Figure record extracts:
[Start of Attachment]
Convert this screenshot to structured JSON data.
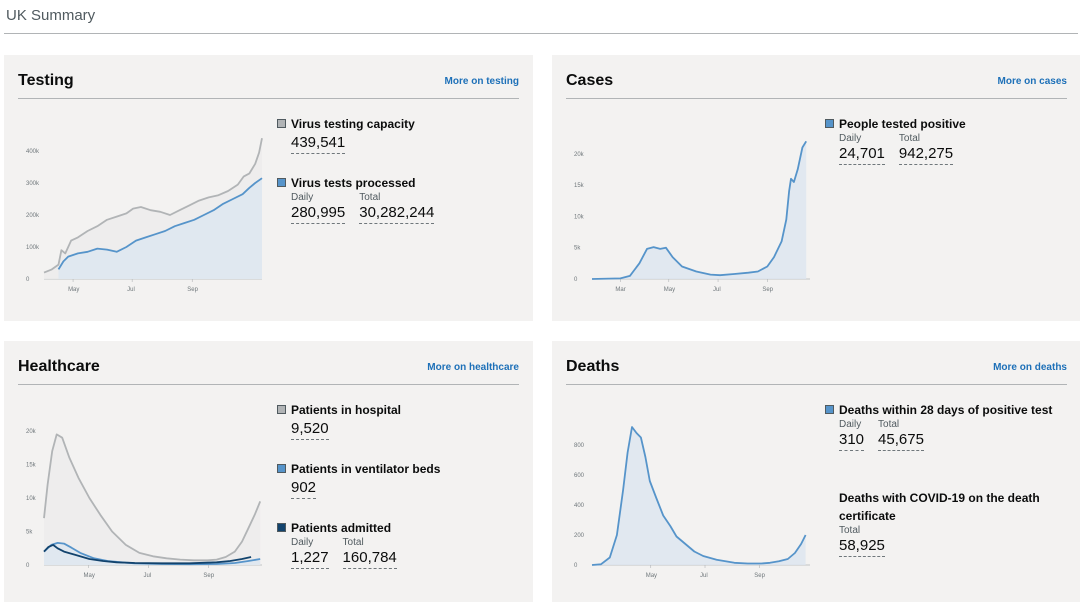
{
  "page": {
    "title": "UK Summary"
  },
  "colors": {
    "capacity": "#b1b4b6",
    "tests": "#5694ca",
    "ventilator": "#5694ca",
    "admitted": "#12436d",
    "link": "#1d70b8",
    "card_bg": "#f3f2f1"
  },
  "cards": {
    "testing": {
      "title": "Testing",
      "link": "More on testing",
      "metrics": {
        "capacity": {
          "label": "Virus testing capacity",
          "value": "439,541"
        },
        "processed": {
          "label": "Virus tests processed",
          "daily_label": "Daily",
          "daily": "280,995",
          "total_label": "Total",
          "total": "30,282,244"
        }
      }
    },
    "cases": {
      "title": "Cases",
      "link": "More on cases",
      "metrics": {
        "positive": {
          "label": "People tested positive",
          "daily_label": "Daily",
          "daily": "24,701",
          "total_label": "Total",
          "total": "942,275"
        }
      }
    },
    "healthcare": {
      "title": "Healthcare",
      "link": "More on healthcare",
      "metrics": {
        "hospital": {
          "label": "Patients in hospital",
          "value": "9,520"
        },
        "ventilator": {
          "label": "Patients in ventilator beds",
          "value": "902"
        },
        "admitted": {
          "label": "Patients admitted",
          "daily_label": "Daily",
          "daily": "1,227",
          "total_label": "Total",
          "total": "160,784"
        }
      }
    },
    "deaths": {
      "title": "Deaths",
      "link": "More on deaths",
      "metrics": {
        "within28": {
          "label": "Deaths within 28 days of positive test",
          "daily_label": "Daily",
          "daily": "310",
          "total_label": "Total",
          "total": "45,675"
        },
        "certificate": {
          "label": "Deaths with COVID-19 on the death certificate",
          "total_label": "Total",
          "total": "58,925"
        }
      }
    }
  },
  "chart_data": [
    {
      "id": "testing",
      "type": "area",
      "x_ticks": [
        {
          "x": 30,
          "label": "May"
        },
        {
          "x": 91,
          "label": "Jul"
        },
        {
          "x": 153,
          "label": "Sep"
        }
      ],
      "y_ticks": [
        {
          "v": 0,
          "label": "0"
        },
        {
          "v": 100000,
          "label": "100k"
        },
        {
          "v": 200000,
          "label": "200k"
        },
        {
          "v": 300000,
          "label": "300k"
        },
        {
          "v": 400000,
          "label": "400k"
        }
      ],
      "xlim": [
        0,
        225
      ],
      "ylim": [
        0,
        450000
      ],
      "series": [
        {
          "key": "capacity",
          "color": "#b1b4b6",
          "fill": "#ececec",
          "points": [
            [
              0,
              20000
            ],
            [
              8,
              30000
            ],
            [
              15,
              45000
            ],
            [
              18,
              90000
            ],
            [
              22,
              80000
            ],
            [
              28,
              120000
            ],
            [
              35,
              130000
            ],
            [
              45,
              150000
            ],
            [
              55,
              165000
            ],
            [
              65,
              185000
            ],
            [
              75,
              195000
            ],
            [
              85,
              205000
            ],
            [
              92,
              220000
            ],
            [
              100,
              225000
            ],
            [
              110,
              215000
            ],
            [
              120,
              210000
            ],
            [
              130,
              200000
            ],
            [
              140,
              215000
            ],
            [
              150,
              230000
            ],
            [
              160,
              245000
            ],
            [
              170,
              255000
            ],
            [
              180,
              262000
            ],
            [
              190,
              275000
            ],
            [
              200,
              295000
            ],
            [
              206,
              320000
            ],
            [
              212,
              330000
            ],
            [
              218,
              360000
            ],
            [
              222,
              395000
            ],
            [
              225,
              440000
            ]
          ]
        },
        {
          "key": "processed",
          "color": "#5694ca",
          "fill": "#dde6f0",
          "points": [
            [
              15,
              30000
            ],
            [
              20,
              55000
            ],
            [
              25,
              70000
            ],
            [
              35,
              80000
            ],
            [
              45,
              85000
            ],
            [
              55,
              95000
            ],
            [
              65,
              92000
            ],
            [
              75,
              85000
            ],
            [
              85,
              100000
            ],
            [
              95,
              120000
            ],
            [
              105,
              130000
            ],
            [
              115,
              140000
            ],
            [
              125,
              150000
            ],
            [
              135,
              165000
            ],
            [
              145,
              175000
            ],
            [
              155,
              185000
            ],
            [
              165,
              200000
            ],
            [
              175,
              215000
            ],
            [
              185,
              235000
            ],
            [
              195,
              250000
            ],
            [
              205,
              265000
            ],
            [
              212,
              285000
            ],
            [
              218,
              300000
            ],
            [
              225,
              315000
            ]
          ]
        }
      ]
    },
    {
      "id": "cases",
      "type": "area",
      "x_ticks": [
        {
          "x": 30,
          "label": "Mar"
        },
        {
          "x": 81,
          "label": "May"
        },
        {
          "x": 133,
          "label": "Jul"
        },
        {
          "x": 185,
          "label": "Sep"
        }
      ],
      "y_ticks": [
        {
          "v": 0,
          "label": "0"
        },
        {
          "v": 5000,
          "label": "5k"
        },
        {
          "v": 10000,
          "label": "10k"
        },
        {
          "v": 15000,
          "label": "15k"
        },
        {
          "v": 20000,
          "label": "20k"
        }
      ],
      "xlim": [
        0,
        230
      ],
      "ylim": [
        0,
        23000
      ],
      "series": [
        {
          "key": "positive",
          "color": "#5694ca",
          "fill": "#dde6f0",
          "points": [
            [
              0,
              0
            ],
            [
              30,
              100
            ],
            [
              40,
              500
            ],
            [
              50,
              2500
            ],
            [
              58,
              4800
            ],
            [
              65,
              5100
            ],
            [
              72,
              4800
            ],
            [
              78,
              5000
            ],
            [
              85,
              3500
            ],
            [
              95,
              2000
            ],
            [
              110,
              1200
            ],
            [
              125,
              700
            ],
            [
              135,
              600
            ],
            [
              150,
              800
            ],
            [
              165,
              1000
            ],
            [
              175,
              1200
            ],
            [
              185,
              2000
            ],
            [
              192,
              3500
            ],
            [
              200,
              6000
            ],
            [
              205,
              9500
            ],
            [
              208,
              14000
            ],
            [
              210,
              16000
            ],
            [
              213,
              15500
            ],
            [
              217,
              17500
            ],
            [
              222,
              21000
            ],
            [
              226,
              22000
            ]
          ]
        }
      ]
    },
    {
      "id": "healthcare",
      "type": "area",
      "x_ticks": [
        {
          "x": 49,
          "label": "May"
        },
        {
          "x": 115,
          "label": "Jul"
        },
        {
          "x": 181,
          "label": "Sep"
        }
      ],
      "y_ticks": [
        {
          "v": 0,
          "label": "0"
        },
        {
          "v": 5000,
          "label": "5k"
        },
        {
          "v": 10000,
          "label": "10k"
        },
        {
          "v": 15000,
          "label": "15k"
        },
        {
          "v": 20000,
          "label": "20k"
        }
      ],
      "xlim": [
        0,
        240
      ],
      "ylim": [
        0,
        21500
      ],
      "series": [
        {
          "key": "hospital",
          "color": "#b1b4b6",
          "fill": "#ececec",
          "points": [
            [
              0,
              7000
            ],
            [
              4,
              12000
            ],
            [
              9,
              17000
            ],
            [
              14,
              19500
            ],
            [
              20,
              19000
            ],
            [
              28,
              16000
            ],
            [
              38,
              13000
            ],
            [
              50,
              10000
            ],
            [
              62,
              7500
            ],
            [
              75,
              5000
            ],
            [
              90,
              3000
            ],
            [
              105,
              1800
            ],
            [
              120,
              1300
            ],
            [
              135,
              1000
            ],
            [
              150,
              800
            ],
            [
              165,
              700
            ],
            [
              180,
              700
            ],
            [
              190,
              800
            ],
            [
              200,
              1200
            ],
            [
              210,
              2000
            ],
            [
              218,
              3500
            ],
            [
              225,
              5500
            ],
            [
              232,
              7500
            ],
            [
              238,
              9500
            ]
          ]
        },
        {
          "key": "ventilator",
          "color": "#5694ca",
          "fill": "#dde6f0",
          "points": [
            [
              0,
              2000
            ],
            [
              8,
              3000
            ],
            [
              15,
              3300
            ],
            [
              22,
              3200
            ],
            [
              30,
              2600
            ],
            [
              40,
              1800
            ],
            [
              55,
              1000
            ],
            [
              70,
              600
            ],
            [
              85,
              400
            ],
            [
              100,
              250
            ],
            [
              130,
              150
            ],
            [
              160,
              120
            ],
            [
              190,
              150
            ],
            [
              210,
              300
            ],
            [
              225,
              600
            ],
            [
              238,
              900
            ]
          ]
        },
        {
          "key": "admitted",
          "color": "#12436d",
          "fill": "none",
          "points": [
            [
              0,
              2000
            ],
            [
              5,
              2700
            ],
            [
              10,
              3000
            ],
            [
              15,
              2500
            ],
            [
              22,
              2000
            ],
            [
              35,
              1500
            ],
            [
              50,
              900
            ],
            [
              65,
              600
            ],
            [
              80,
              400
            ],
            [
              100,
              300
            ],
            [
              130,
              250
            ],
            [
              160,
              250
            ],
            [
              190,
              400
            ],
            [
              205,
              600
            ],
            [
              218,
              900
            ],
            [
              228,
              1200
            ]
          ]
        }
      ]
    },
    {
      "id": "deaths",
      "type": "area",
      "x_ticks": [
        {
          "x": 66,
          "label": "May"
        },
        {
          "x": 127,
          "label": "Jul"
        },
        {
          "x": 188,
          "label": "Sep"
        }
      ],
      "y_ticks": [
        {
          "v": 0,
          "label": "0"
        },
        {
          "v": 200,
          "label": "200"
        },
        {
          "v": 400,
          "label": "400"
        },
        {
          "v": 600,
          "label": "600"
        },
        {
          "v": 800,
          "label": "800"
        }
      ],
      "xlim": [
        0,
        245
      ],
      "ylim": [
        0,
        960
      ],
      "series": [
        {
          "key": "deaths",
          "color": "#5694ca",
          "fill": "#dde6f0",
          "points": [
            [
              0,
              0
            ],
            [
              10,
              5
            ],
            [
              20,
              50
            ],
            [
              28,
              200
            ],
            [
              35,
              500
            ],
            [
              40,
              750
            ],
            [
              45,
              920
            ],
            [
              50,
              880
            ],
            [
              55,
              850
            ],
            [
              60,
              720
            ],
            [
              65,
              560
            ],
            [
              72,
              450
            ],
            [
              80,
              330
            ],
            [
              88,
              260
            ],
            [
              95,
              190
            ],
            [
              105,
              140
            ],
            [
              115,
              90
            ],
            [
              125,
              60
            ],
            [
              140,
              35
            ],
            [
              160,
              15
            ],
            [
              175,
              10
            ],
            [
              190,
              10
            ],
            [
              200,
              15
            ],
            [
              210,
              25
            ],
            [
              220,
              40
            ],
            [
              228,
              80
            ],
            [
              235,
              140
            ],
            [
              240,
              200
            ]
          ]
        }
      ]
    }
  ]
}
[End of Attachment]
• [Problem]: Gather each line in these records that contains the string "hospital".

• [Exercise output]:
        "hospital": {
          "label": "Patients in hospital",
          "key": "hospital",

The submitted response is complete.